Stored records:
════

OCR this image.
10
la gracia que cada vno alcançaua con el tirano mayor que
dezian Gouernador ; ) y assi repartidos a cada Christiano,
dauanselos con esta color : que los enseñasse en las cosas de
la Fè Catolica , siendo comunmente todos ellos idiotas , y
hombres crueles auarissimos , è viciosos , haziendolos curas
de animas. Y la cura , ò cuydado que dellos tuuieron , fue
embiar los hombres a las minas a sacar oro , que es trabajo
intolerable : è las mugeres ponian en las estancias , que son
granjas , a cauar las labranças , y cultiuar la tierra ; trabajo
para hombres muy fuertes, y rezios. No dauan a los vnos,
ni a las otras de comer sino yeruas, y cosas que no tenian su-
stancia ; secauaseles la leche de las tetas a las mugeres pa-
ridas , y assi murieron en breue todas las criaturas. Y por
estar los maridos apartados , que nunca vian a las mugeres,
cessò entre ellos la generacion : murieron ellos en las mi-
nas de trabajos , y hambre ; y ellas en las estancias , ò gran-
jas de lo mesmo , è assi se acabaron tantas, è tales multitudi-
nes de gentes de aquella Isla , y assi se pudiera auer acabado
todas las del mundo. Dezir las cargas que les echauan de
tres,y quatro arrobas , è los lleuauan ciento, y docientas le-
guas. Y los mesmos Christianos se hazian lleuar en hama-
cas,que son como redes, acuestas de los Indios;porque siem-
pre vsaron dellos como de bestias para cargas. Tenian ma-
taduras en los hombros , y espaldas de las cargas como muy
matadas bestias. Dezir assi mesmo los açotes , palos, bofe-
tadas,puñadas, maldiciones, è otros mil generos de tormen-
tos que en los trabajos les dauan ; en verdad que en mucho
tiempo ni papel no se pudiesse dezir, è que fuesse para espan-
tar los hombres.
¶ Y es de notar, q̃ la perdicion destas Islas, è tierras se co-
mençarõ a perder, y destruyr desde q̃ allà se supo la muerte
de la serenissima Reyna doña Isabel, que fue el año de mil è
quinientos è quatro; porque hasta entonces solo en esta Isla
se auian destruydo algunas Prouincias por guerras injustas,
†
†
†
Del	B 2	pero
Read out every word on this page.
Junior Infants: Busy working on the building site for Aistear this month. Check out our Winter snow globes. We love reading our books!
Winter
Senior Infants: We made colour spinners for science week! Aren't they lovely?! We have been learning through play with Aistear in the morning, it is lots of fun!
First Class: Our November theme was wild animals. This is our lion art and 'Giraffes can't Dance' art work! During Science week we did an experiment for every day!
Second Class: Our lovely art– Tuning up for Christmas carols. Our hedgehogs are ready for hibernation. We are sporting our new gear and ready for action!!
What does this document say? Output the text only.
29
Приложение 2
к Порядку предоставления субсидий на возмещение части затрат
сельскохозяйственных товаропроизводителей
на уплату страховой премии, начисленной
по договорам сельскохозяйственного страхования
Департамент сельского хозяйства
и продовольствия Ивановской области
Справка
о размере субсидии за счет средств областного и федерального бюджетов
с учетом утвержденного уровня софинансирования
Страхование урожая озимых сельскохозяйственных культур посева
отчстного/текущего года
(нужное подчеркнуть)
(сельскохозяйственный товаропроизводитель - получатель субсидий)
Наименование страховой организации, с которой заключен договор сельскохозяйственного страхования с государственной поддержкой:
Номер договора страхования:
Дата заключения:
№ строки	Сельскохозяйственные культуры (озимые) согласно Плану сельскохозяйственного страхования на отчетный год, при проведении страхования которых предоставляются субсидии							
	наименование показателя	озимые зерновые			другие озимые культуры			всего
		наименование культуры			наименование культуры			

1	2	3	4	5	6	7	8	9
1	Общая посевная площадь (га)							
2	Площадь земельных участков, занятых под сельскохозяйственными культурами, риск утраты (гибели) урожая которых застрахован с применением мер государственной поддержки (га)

════

Exercise directions: Every line of the records above needs to be given again exactly.

Answer below:
OCR this image.
10
la gracia que cada vno alcançaua con el tirano mayor que
dezian Gouernador ; ) y assi repartidos a cada Christiano,
dauanselos con esta color : que los enseñasse en las cosas de
la Fè Catolica , siendo comunmente todos ellos idiotas , y
hombres crueles auarissimos , è viciosos , haziendolos curas
de animas. Y la cura , ò cuydado que dellos tuuieron , fue
embiar los hombres a las minas a sacar oro , que es trabajo
intolerable : è las mugeres ponian en las estancias , que son
granjas , a cauar las labranças , y cultiuar la tierra ; trabajo
para hombres muy fuertes, y rezios. No dauan a los vnos,
ni a las otras de comer sino yeruas, y cosas que no tenian su-
stancia ; secauaseles la leche de las tetas a las mugeres pa-
ridas , y assi murieron en breue todas las criaturas. Y por
estar los maridos apartados , que nunca vian a las mugeres,
cessò entre ellos la generacion : murieron ellos en las mi-
nas de trabajos , y hambre ; y ellas en las estancias , ò gran-
jas de lo mesmo , è assi se acabaron tantas, è tales multitudi-
nes de gentes de aquella Isla , y assi se pudiera auer acabado
todas las del mundo. Dezir las cargas que les echauan de
tres,y quatro arrobas , è los lleuauan ciento, y docientas le-
guas. Y los mesmos Christianos se hazian lleuar en hama-
cas,que son como redes, acuestas de los Indios;porque siem-
pre vsaron dellos como de bestias para cargas. Tenian ma-
taduras en los hombros , y espaldas de las cargas como muy
matadas bestias. Dezir assi mesmo los açotes , palos, bofe-
tadas,puñadas, maldiciones, è otros mil generos de tormen-
tos que en los trabajos les dauan ; en verdad que en mucho
tiempo ni papel no se pudiesse dezir, è que fuesse para espan-
tar los hombres.
¶ Y es de notar, q̃ la perdicion destas Islas, è tierras se co-
mençarõ a perder, y destruyr desde q̃ allà se supo la muerte
de la serenissima Reyna doña Isabel, que fue el año de mil è
quinientos è quatro; porque hasta entonces solo en esta Isla
se auian destruydo algunas Prouincias por guerras injustas,
†
†
†
Del	B 2	pero
Read out every word on this page.
Junior Infants: Busy working on the building site for Aistear this month. Check out our Winter snow globes. We love reading our books!
Winter
Senior Infants: We made colour spinners for science week! Aren't they lovely?! We have been learning through play with Aistear in the morning, it is lots of fun!
First Class: Our November theme was wild animals. This is our lion art and 'Giraffes can't Dance' art work! During Science week we did an experiment for every day!
Second Class: Our lovely art– Tuning up for Christmas carols. Our hedgehogs are ready for hibernation. We are sporting our new gear and ready for action!!
What does this document say? Output the text only.
29
Приложение 2
к Порядку предоставления субсидий на возмещение части затрат
сельскохозяйственных товаропроизводителей
на уплату страховой премии, начисленной
по договорам сельскохозяйственного страхования
Департамент сельского хозяйства
и продовольствия Ивановской области
Справка
о размере субсидии за счет средств областного и федерального бюджетов
с учетом утвержденного уровня софинансирования
Страхование урожая озимых сельскохозяйственных культур посева
отчстного/текущего года
(нужное подчеркнуть)
(сельскохозяйственный товаропроизводитель - получатель субсидий)
Наименование страховой организации, с которой заключен договор сельскохозяйственного страхования с государственной поддержкой:
Номер договора страхования:
Дата заключения:
№ строки	Сельскохозяйственные культуры (озимые) согласно Плану сельскохозяйственного страхования на отчетный год, при проведении страхования которых предоставляются субсидии							
	наименование показателя	озимые зерновые			другие озимые культуры			всего
		наименование культуры			наименование культуры			

1	2	3	4	5	6	7	8	9
1	Общая посевная площадь (га)							
2	Площадь земельных участков, занятых под сельскохозяйственными культурами, риск утраты (гибели) урожая которых застрахован с применением мер государственной поддержки (га)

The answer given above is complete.